> **Source document**

What is funny but mostly sad is that one of the biggest criticisms about toxic masculinity is the name, the same criticism that terms feminism and white/male privilege gets. That to me isn’t a valid, those who don’t like the term that is just an ego problem on them and not anything to do with this. The same people who say that it also says that it’s an attack on them, for being manly or masculine, and that is just ignorance. They think that any criticism on men or masculinity, in general, is an attack on them even if it has nothing to do with them at all. I found that a good bit of the people that I at least know are not people who perpetrate those toxic traits, so it’s even sadder that they refuse to see this for what it is, the truth of it.

One of the other biggest criticisms is that it’s an attack on men when that is simply false. I think some would rather choose to keep perpetuating a false belief than to see the truth, I think it makes some people feel better about themselves to “believe” it. One of the things that I have heard what that men and manly traits are under attack and those manly traits were valor, honor, chivalry, and leadership. Which is hilarious to me! None of those are manly traits or masculine ones, those are human ones, and they aren’t toxic ones either.

Another criticism is that critics say that there are two different definitions of what toxic masculinity is, the conservative one and the liberal one, which is false because there is only one, and that is the one generally most liberals believe. The other one is ignorance. I think that people who say that there are two meanings are just people who refuse to see toxic masculinity for what it is.

What I don’t understand about this is if those who believe that their masculinity is positive then why do they care about the criticism of the toxic parts? Why is criticizing negative traits linked with male behavior, reinforced by a society a bad thing?

My point with this is that the critics of toxic masculinity do not have any valid criticisms of it. ¯\_(ツ)_/¯

Tiffany

I am a millennial female and proud of it! From the state that's called the armpit of the south and the sunshine state. I'm a wannabe writer and artist, who likes blogging, and anything DYI. Is fandom trash and lives to ship fictional characters together. Favorite fruit is lemon, loves veggie sushi, and I am always carb loading.

"We are all earthlings." -Joaquin Phoenix (Earthlings, 2005)

Comments (6) »

Lucien - May 23, 2019 @ 12:59 pm

Of course they don’t have valid criticism, the only ones who critic toxic masculinity are living examples of it.

Michelle - May 24, 2019 @ 1:18 pm

They really don’t.

Anya Dryagina - May 25, 2019 @ 10:43 pm

Hello, thanks for the information.
Have a nice Sunday!
http://www.recklessdiary.ru

ThatAutisticFitChick - May 27, 2019 @ 5:26 pm

So many people don’t understand privilege or don’t want to admit to having privilege (either because they confuse it with entitlement or because they feel it diminishes their own struggle, I don’t know). I find it is the same with toxic masculinity. That people don’t understand it’s small things like teaching boys that it’s not ‘manly’ to cry builds up and snowballs into this thing as they age.

> **Using the information**
1: According to the blog post on toxic masculinity, which traits did people say were manly traits under attack?
2: Please repeat word for word the part of the blog post that opens with the words containing "I am a millennial" and closes with "They really don’t.".
The listing after the blog post is separate material and has no connection to it.

Records drawn from a data source:
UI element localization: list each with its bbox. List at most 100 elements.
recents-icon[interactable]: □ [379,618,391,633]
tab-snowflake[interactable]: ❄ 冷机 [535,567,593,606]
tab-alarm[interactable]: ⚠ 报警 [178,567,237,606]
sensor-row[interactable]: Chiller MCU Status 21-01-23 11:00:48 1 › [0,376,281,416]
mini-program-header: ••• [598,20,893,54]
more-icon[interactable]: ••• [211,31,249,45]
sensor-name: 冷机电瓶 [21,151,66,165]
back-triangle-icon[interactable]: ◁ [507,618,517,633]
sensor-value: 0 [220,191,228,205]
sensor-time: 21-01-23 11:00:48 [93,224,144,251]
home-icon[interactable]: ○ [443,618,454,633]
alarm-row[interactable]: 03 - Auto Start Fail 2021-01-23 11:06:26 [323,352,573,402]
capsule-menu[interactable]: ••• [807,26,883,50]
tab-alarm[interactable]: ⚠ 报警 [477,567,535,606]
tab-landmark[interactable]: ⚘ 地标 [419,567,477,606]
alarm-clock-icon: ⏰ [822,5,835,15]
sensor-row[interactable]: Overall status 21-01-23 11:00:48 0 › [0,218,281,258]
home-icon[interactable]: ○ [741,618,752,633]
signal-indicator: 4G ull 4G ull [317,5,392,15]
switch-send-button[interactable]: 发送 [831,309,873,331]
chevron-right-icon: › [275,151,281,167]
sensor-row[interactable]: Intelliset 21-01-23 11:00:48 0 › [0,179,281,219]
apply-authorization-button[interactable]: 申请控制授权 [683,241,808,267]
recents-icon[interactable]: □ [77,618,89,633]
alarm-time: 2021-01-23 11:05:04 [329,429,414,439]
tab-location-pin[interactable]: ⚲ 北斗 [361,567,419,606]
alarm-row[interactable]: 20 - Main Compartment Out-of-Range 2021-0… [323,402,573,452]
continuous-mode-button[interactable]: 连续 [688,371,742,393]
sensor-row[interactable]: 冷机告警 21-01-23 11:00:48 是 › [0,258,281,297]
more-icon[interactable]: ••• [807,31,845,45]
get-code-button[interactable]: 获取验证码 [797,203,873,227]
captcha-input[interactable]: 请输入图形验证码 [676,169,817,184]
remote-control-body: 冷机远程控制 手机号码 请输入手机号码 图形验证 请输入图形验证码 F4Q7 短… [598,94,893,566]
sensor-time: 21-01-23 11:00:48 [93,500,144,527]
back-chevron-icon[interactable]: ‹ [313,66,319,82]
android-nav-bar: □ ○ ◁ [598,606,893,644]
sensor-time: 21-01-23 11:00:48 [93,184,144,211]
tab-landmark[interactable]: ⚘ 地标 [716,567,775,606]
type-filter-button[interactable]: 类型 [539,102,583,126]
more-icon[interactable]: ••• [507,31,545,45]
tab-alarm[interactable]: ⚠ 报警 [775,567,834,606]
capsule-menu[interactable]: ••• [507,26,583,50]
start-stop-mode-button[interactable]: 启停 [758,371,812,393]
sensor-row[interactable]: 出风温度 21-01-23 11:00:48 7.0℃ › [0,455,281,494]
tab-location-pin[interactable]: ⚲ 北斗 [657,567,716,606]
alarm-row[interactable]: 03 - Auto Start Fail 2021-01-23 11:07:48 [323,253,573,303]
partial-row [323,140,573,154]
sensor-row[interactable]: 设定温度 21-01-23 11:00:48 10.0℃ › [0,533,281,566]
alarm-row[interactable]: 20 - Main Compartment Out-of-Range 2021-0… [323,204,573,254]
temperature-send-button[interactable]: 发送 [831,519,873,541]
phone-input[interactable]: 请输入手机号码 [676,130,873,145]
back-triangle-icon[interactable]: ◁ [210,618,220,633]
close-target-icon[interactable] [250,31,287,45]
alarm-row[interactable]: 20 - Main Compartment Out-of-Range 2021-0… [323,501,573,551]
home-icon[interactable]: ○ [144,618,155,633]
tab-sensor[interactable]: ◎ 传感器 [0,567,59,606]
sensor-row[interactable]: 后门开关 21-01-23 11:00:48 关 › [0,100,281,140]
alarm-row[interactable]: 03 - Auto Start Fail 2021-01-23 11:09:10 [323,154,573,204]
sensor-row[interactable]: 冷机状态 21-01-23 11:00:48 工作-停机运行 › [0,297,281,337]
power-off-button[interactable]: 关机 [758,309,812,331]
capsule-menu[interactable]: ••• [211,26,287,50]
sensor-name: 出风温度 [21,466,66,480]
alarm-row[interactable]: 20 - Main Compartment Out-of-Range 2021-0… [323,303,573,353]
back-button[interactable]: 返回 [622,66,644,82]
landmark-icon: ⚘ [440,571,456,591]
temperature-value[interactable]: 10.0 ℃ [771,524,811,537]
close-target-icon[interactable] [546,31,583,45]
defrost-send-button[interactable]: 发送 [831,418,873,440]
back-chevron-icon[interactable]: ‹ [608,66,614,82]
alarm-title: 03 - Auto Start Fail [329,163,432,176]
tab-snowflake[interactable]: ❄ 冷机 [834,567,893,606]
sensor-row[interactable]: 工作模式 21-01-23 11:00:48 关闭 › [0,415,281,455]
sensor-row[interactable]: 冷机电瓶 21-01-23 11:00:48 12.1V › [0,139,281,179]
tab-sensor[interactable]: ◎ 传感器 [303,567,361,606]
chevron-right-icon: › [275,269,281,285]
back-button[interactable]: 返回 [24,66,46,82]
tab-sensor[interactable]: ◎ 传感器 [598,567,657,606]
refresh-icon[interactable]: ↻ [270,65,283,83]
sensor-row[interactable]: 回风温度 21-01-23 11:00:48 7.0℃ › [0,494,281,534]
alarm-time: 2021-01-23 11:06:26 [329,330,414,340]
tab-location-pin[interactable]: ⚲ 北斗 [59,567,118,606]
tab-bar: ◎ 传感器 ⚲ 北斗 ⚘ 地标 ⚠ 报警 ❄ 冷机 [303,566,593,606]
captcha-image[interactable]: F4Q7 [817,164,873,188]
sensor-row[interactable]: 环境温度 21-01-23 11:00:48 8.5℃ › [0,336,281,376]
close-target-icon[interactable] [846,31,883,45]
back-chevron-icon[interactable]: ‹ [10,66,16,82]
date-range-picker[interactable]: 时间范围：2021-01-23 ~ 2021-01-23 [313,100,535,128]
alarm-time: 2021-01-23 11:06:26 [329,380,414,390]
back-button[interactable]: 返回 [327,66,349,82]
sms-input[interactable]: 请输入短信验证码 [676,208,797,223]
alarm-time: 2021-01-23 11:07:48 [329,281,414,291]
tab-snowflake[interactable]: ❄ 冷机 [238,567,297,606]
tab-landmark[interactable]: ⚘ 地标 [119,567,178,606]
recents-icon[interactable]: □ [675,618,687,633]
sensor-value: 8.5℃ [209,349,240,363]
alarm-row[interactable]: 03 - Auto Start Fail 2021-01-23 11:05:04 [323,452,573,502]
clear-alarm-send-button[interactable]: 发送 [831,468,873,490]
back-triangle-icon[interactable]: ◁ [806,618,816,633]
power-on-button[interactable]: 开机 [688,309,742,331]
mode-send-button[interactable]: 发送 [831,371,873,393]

> **Answer list**
1: Valor, honor, chivalry, and leadership.

2:
I am a millennial female and proud of it! From the state that's called the armpit of the south and the sunshine state. I'm a wannabe writer and artist, who likes blogging, and anything DYI. Is fandom trash and lives to ship fictional characters together. Favorite fruit is lemon, loves veggie sushi, and I am always carb loading.

"We are all earthlings." -Joaquin Phoenix (Earthlings, 2005)

Comments (6) »

Lucien - May 23, 2019 @ 12:59 pm

Of course they don’t have valid criticism, the only ones who critic toxic masculinity are living examples of it.

Michelle - May 24, 2019 @ 1:18 pm

They really don’t.